--- What to produce ---
Separate out the lines that hold "деятельности".

--- Recorded data ---
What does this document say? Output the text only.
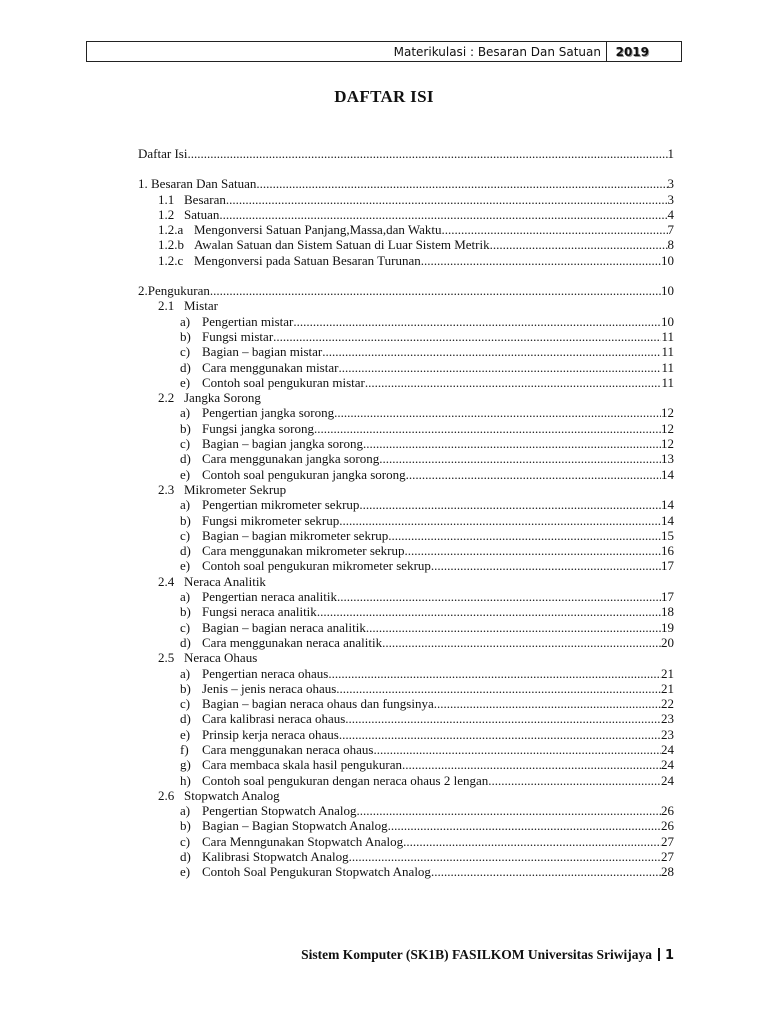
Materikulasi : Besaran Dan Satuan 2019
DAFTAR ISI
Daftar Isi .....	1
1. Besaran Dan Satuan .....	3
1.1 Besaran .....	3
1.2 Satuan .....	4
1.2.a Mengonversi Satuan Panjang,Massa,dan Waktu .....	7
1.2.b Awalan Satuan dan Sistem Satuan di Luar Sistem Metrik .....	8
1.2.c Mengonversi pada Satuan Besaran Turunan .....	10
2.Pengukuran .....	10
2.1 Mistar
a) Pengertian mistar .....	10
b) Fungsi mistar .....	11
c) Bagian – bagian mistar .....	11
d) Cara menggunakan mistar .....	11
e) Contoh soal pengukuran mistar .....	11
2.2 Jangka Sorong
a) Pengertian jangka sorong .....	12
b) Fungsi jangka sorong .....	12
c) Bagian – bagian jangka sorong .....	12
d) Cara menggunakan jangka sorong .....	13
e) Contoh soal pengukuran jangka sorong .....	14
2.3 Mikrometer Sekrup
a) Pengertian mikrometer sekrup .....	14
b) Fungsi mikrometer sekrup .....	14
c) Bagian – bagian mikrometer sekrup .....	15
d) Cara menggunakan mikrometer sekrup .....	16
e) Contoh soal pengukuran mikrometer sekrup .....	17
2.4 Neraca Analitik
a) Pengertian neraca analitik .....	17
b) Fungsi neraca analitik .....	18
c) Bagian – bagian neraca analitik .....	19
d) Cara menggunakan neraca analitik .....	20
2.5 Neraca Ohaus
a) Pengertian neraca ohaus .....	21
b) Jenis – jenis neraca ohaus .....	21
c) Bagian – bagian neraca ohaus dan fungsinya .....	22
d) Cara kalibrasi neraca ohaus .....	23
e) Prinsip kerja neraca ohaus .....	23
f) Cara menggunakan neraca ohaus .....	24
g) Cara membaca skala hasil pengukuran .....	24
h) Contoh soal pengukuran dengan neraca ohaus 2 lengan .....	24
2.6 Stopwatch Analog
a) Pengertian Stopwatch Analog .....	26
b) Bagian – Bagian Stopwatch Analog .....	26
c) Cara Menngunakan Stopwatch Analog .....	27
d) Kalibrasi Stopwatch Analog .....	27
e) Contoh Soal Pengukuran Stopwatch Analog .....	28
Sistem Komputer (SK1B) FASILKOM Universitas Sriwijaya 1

---

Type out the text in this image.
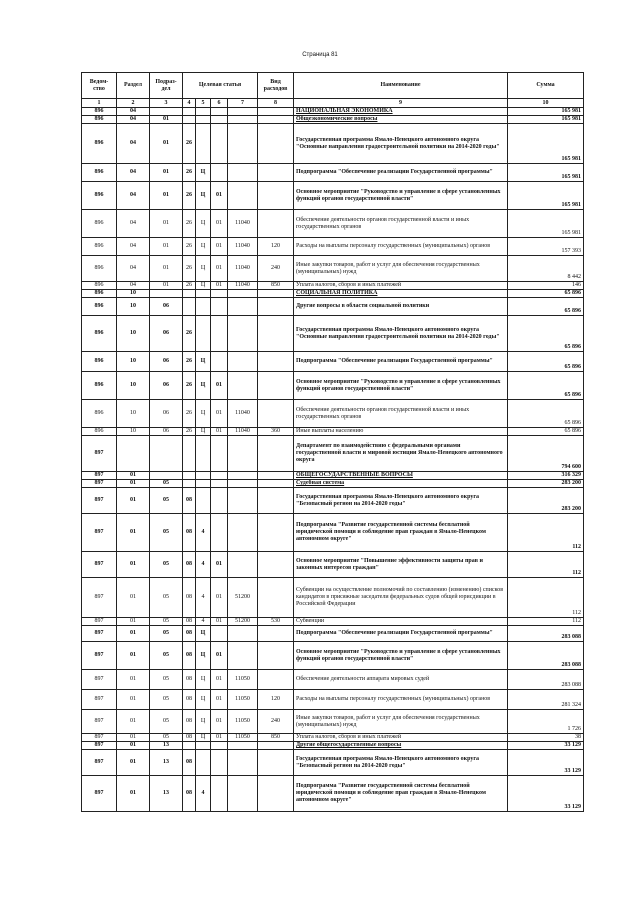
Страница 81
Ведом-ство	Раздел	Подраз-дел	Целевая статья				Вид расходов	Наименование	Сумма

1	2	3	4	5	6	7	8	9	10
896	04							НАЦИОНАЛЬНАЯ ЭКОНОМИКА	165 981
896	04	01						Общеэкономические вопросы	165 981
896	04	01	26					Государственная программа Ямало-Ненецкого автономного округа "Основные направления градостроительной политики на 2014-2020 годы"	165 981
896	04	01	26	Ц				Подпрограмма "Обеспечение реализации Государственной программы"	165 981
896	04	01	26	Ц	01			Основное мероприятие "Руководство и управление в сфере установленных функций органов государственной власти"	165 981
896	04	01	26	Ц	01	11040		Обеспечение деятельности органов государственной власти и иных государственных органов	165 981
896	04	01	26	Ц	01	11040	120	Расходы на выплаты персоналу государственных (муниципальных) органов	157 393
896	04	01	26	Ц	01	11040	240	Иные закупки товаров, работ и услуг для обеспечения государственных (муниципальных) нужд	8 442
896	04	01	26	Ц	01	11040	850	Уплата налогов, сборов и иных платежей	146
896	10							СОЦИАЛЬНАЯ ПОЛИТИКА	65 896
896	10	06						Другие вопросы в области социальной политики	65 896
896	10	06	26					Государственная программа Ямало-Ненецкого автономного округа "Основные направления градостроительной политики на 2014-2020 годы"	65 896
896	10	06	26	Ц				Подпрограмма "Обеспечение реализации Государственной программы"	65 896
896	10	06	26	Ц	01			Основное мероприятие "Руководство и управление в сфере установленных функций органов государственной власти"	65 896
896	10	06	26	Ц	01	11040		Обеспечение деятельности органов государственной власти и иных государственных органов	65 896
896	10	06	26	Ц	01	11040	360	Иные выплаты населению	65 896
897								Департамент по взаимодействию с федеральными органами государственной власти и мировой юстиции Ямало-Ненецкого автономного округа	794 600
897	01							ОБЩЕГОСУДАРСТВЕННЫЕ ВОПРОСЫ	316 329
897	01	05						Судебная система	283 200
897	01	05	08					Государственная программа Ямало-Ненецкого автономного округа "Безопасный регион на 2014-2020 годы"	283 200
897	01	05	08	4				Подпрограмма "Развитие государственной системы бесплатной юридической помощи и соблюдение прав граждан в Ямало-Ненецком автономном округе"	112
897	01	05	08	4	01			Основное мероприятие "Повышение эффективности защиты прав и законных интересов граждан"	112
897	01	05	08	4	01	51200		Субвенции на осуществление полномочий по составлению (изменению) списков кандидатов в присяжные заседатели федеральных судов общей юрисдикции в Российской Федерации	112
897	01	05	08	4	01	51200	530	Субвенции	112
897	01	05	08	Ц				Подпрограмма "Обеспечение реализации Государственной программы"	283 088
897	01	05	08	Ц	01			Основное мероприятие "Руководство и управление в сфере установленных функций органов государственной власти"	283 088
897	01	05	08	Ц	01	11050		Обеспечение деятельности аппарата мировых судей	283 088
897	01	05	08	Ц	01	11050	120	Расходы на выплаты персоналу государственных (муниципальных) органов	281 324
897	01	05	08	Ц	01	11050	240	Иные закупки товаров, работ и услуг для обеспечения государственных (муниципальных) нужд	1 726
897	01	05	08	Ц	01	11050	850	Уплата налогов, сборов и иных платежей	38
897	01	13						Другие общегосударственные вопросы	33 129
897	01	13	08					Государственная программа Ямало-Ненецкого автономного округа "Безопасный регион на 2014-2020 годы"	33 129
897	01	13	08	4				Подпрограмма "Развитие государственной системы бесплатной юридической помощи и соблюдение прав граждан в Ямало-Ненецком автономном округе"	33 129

==

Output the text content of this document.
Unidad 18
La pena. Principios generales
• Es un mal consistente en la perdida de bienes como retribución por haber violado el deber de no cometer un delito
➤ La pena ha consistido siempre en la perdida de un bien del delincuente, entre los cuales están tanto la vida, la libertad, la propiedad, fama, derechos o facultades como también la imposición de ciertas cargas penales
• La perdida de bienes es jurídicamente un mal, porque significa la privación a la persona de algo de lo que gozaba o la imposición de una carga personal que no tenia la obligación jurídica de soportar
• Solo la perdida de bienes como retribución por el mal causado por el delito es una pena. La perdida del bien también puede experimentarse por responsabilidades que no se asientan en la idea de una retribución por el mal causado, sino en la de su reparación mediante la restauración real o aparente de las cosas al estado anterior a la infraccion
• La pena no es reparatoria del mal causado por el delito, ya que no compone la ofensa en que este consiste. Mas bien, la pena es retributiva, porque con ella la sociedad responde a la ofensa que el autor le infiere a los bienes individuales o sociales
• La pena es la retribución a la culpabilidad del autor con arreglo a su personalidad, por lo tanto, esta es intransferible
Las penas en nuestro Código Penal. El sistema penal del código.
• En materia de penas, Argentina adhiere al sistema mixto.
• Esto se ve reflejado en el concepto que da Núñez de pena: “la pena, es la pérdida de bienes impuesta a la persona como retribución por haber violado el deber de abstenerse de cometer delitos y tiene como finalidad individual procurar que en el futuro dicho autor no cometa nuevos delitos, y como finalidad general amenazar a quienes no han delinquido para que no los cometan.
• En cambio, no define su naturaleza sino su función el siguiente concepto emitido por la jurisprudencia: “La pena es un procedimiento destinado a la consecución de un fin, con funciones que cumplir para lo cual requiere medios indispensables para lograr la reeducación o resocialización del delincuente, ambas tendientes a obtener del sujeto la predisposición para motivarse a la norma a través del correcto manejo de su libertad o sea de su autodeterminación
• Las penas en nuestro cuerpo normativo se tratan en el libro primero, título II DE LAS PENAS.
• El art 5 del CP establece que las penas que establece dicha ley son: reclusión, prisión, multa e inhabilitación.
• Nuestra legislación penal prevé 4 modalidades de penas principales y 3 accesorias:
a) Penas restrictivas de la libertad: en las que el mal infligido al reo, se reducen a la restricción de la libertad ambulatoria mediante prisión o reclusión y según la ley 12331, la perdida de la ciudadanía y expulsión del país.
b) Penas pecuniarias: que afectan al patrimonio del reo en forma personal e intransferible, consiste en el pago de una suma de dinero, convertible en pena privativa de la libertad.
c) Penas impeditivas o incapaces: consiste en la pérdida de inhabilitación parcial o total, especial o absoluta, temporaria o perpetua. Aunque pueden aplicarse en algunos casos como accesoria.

--- The result ---
896	04	01	26	Ц	01	11040		Обеспечение деятельности органов государственной власти и иных государственных органов	165 981
896	10	06	26	Ц	01	11040		Обеспечение деятельности органов государственной власти и иных государственных органов	65 896
897	01	05	08	Ц	01	11050		Обеспечение деятельности аппарата мировых судей	283 088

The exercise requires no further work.